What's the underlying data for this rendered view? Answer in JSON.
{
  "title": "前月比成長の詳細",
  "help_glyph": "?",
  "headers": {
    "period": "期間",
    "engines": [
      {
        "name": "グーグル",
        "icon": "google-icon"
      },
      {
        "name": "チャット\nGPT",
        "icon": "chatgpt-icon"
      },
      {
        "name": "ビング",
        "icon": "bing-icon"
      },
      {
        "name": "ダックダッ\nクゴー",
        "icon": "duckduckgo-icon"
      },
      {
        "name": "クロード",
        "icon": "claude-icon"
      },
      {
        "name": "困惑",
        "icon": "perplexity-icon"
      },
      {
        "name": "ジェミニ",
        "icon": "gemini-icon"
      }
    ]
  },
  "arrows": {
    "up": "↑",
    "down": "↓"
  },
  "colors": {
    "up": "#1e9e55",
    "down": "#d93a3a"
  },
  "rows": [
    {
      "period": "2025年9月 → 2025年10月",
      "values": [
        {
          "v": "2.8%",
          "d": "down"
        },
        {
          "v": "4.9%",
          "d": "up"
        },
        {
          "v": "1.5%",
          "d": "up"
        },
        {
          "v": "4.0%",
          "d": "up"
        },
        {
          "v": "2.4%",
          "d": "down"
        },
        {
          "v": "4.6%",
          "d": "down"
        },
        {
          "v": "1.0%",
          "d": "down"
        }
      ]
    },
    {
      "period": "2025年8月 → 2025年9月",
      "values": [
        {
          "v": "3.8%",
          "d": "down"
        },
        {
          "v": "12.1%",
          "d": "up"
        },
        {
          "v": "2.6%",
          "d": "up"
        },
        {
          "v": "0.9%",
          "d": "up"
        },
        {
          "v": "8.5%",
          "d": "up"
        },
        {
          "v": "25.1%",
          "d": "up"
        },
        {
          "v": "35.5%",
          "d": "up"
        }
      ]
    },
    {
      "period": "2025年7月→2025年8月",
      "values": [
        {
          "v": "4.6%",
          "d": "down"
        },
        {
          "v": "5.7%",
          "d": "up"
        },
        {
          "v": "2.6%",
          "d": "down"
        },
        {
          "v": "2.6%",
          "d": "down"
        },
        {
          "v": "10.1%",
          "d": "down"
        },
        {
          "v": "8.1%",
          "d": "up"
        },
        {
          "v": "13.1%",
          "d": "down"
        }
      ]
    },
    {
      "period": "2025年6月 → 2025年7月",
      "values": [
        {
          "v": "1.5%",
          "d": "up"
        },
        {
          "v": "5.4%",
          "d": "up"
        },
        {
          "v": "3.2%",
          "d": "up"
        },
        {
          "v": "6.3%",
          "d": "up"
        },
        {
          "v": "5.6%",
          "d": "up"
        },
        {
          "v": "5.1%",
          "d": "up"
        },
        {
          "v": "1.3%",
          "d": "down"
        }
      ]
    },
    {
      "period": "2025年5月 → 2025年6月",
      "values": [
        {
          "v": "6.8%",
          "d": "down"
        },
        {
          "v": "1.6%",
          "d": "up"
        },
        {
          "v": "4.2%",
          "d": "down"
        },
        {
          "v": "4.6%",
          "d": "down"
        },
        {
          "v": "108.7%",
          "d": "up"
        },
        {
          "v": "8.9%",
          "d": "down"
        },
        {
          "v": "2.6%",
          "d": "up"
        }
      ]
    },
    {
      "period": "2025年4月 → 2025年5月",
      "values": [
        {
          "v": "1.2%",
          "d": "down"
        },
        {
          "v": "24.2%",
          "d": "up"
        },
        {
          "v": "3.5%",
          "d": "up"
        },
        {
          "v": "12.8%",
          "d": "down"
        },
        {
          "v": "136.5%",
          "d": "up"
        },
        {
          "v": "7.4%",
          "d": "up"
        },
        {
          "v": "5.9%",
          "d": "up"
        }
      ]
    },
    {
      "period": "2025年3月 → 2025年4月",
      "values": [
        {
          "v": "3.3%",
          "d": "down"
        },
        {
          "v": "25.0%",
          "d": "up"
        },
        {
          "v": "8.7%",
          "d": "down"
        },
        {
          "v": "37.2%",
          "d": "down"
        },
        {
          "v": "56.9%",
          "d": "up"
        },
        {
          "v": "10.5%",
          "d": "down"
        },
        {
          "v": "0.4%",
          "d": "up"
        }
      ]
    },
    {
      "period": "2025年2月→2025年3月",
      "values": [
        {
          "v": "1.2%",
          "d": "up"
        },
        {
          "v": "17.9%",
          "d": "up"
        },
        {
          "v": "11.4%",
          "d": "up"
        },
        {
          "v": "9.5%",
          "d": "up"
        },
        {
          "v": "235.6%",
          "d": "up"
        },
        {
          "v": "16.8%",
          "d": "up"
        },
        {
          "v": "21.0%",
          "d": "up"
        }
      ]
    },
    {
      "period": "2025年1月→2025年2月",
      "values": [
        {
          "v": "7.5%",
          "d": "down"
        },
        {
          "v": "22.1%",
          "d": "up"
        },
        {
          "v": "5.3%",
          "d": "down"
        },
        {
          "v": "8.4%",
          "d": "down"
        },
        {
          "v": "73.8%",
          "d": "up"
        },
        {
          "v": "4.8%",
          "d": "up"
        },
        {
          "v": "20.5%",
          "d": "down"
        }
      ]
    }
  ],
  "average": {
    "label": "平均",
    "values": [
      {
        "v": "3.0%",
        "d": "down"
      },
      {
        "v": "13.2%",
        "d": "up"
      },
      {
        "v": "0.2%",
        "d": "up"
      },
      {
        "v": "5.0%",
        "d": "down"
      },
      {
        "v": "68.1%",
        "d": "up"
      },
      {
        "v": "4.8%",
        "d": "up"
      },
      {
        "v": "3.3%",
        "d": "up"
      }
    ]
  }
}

* * *

◆ **OBJECTIVE**
Repeat all of the records above exactly as written.

◆ **FULL SOLUTION**
What's the underlying data for this rendered view? Answer in JSON.
{
  "title": "前月比成長の詳細",
  "help_glyph": "?",
  "headers": {
    "period": "期間",
    "engines": [
      {
        "name": "グーグル",
        "icon": "google-icon"
      },
      {
        "name": "チャット\nGPT",
        "icon": "chatgpt-icon"
      },
      {
        "name": "ビング",
        "icon": "bing-icon"
      },
      {
        "name": "ダックダッ\nクゴー",
        "icon": "duckduckgo-icon"
      },
      {
        "name": "クロード",
        "icon": "claude-icon"
      },
      {
        "name": "困惑",
        "icon": "perplexity-icon"
      },
      {
        "name": "ジェミニ",
        "icon": "gemini-icon"
      }
    ]
  },
  "arrows": {
    "up": "↑",
    "down": "↓"
  },
  "colors": {
    "up": "#1e9e55",
    "down": "#d93a3a"
  },
  "rows": [
    {
      "period": "2025年9月 → 2025年10月",
      "values": [
        {
          "v": "2.8%",
          "d": "down"
        },
        {
          "v": "4.9%",
          "d": "up"
        },
        {
          "v": "1.5%",
          "d": "up"
        },
        {
          "v": "4.0%",
          "d": "up"
        },
        {
          "v": "2.4%",
          "d": "down"
        },
        {
          "v": "4.6%",
          "d": "down"
        },
        {
          "v": "1.0%",
          "d": "down"
        }
      ]
    },
    {
      "period": "2025年8月 → 2025年9月",
      "values": [
        {
          "v": "3.8%",
          "d": "down"
        },
        {
          "v": "12.1%",
          "d": "up"
        },
        {
          "v": "2.6%",
          "d": "up"
        },
        {
          "v": "0.9%",
          "d": "up"
        },
        {
          "v": "8.5%",
          "d": "up"
        },
        {
          "v": "25.1%",
          "d": "up"
        },
        {
          "v": "35.5%",
          "d": "up"
        }
      ]
    },
    {
      "period": "2025年7月→2025年8月",
      "values": [
        {
          "v": "4.6%",
          "d": "down"
        },
        {
          "v": "5.7%",
          "d": "up"
        },
        {
          "v": "2.6%",
          "d": "down"
        },
        {
          "v": "2.6%",
          "d": "down"
        },
        {
          "v": "10.1%",
          "d": "down"
        },
        {
          "v": "8.1%",
          "d": "up"
        },
        {
          "v": "13.1%",
          "d": "down"
        }
      ]
    },
    {
      "period": "2025年6月 → 2025年7月",
      "values": [
        {
          "v": "1.5%",
          "d": "up"
        },
        {
          "v": "5.4%",
          "d": "up"
        },
        {
          "v": "3.2%",
          "d": "up"
        },
        {
          "v": "6.3%",
          "d": "up"
        },
        {
          "v": "5.6%",
          "d": "up"
        },
        {
          "v": "5.1%",
          "d": "up"
        },
        {
          "v": "1.3%",
          "d": "down"
        }
      ]
    },
    {
      "period": "2025年5月 → 2025年6月",
      "values": [
        {
          "v": "6.8%",
          "d": "down"
        },
        {
          "v": "1.6%",
          "d": "up"
        },
        {
          "v": "4.2%",
          "d": "down"
        },
        {
          "v": "4.6%",
          "d": "down"
        },
        {
          "v": "108.7%",
          "d": "up"
        },
        {
          "v": "8.9%",
          "d": "down"
        },
        {
          "v": "2.6%",
          "d": "up"
        }
      ]
    },
    {
      "period": "2025年4月 → 2025年5月",
      "values": [
        {
          "v": "1.2%",
          "d": "down"
        },
        {
          "v": "24.2%",
          "d": "up"
        },
        {
          "v": "3.5%",
          "d": "up"
        },
        {
          "v": "12.8%",
          "d": "down"
        },
        {
          "v": "136.5%",
          "d": "up"
        },
        {
          "v": "7.4%",
          "d": "up"
        },
        {
          "v": "5.9%",
          "d": "up"
        }
      ]
    },
    {
      "period": "2025年3月 → 2025年4月",
      "values": [
        {
          "v": "3.3%",
          "d": "down"
        },
        {
          "v": "25.0%",
          "d": "up"
        },
        {
          "v": "8.7%",
          "d": "down"
        },
        {
          "v": "37.2%",
          "d": "down"
        },
        {
          "v": "56.9%",
          "d": "up"
        },
        {
          "v": "10.5%",
          "d": "down"
        },
        {
          "v": "0.4%",
          "d": "up"
        }
      ]
    },
    {
      "period": "2025年2月→2025年3月",
      "values": [
        {
          "v": "1.2%",
          "d": "up"
        },
        {
          "v": "17.9%",
          "d": "up"
        },
        {
          "v": "11.4%",
          "d": "up"
        },
        {
          "v": "9.5%",
          "d": "up"
        },
        {
          "v": "235.6%",
          "d": "up"
        },
        {
          "v": "16.8%",
          "d": "up"
        },
        {
          "v": "21.0%",
          "d": "up"
        }
      ]
    },
    {
      "period": "2025年1月→2025年2月",
      "values": [
        {
          "v": "7.5%",
          "d": "down"
        },
        {
          "v": "22.1%",
          "d": "up"
        },
        {
          "v": "5.3%",
          "d": "down"
        },
        {
          "v": "8.4%",
          "d": "down"
        },
        {
          "v": "73.8%",
          "d": "up"
        },
        {
          "v": "4.8%",
          "d": "up"
        },
        {
          "v": "20.5%",
          "d": "down"
        }
      ]
    }
  ],
  "average": {
    "label": "平均",
    "values": [
      {
        "v": "3.0%",
        "d": "down"
      },
      {
        "v": "13.2%",
        "d": "up"
      },
      {
        "v": "0.2%",
        "d": "up"
      },
      {
        "v": "5.0%",
        "d": "down"
      },
      {
        "v": "68.1%",
        "d": "up"
      },
      {
        "v": "4.8%",
        "d": "up"
      },
      {
        "v": "3.3%",
        "d": "up"
      }
    ]
  }
}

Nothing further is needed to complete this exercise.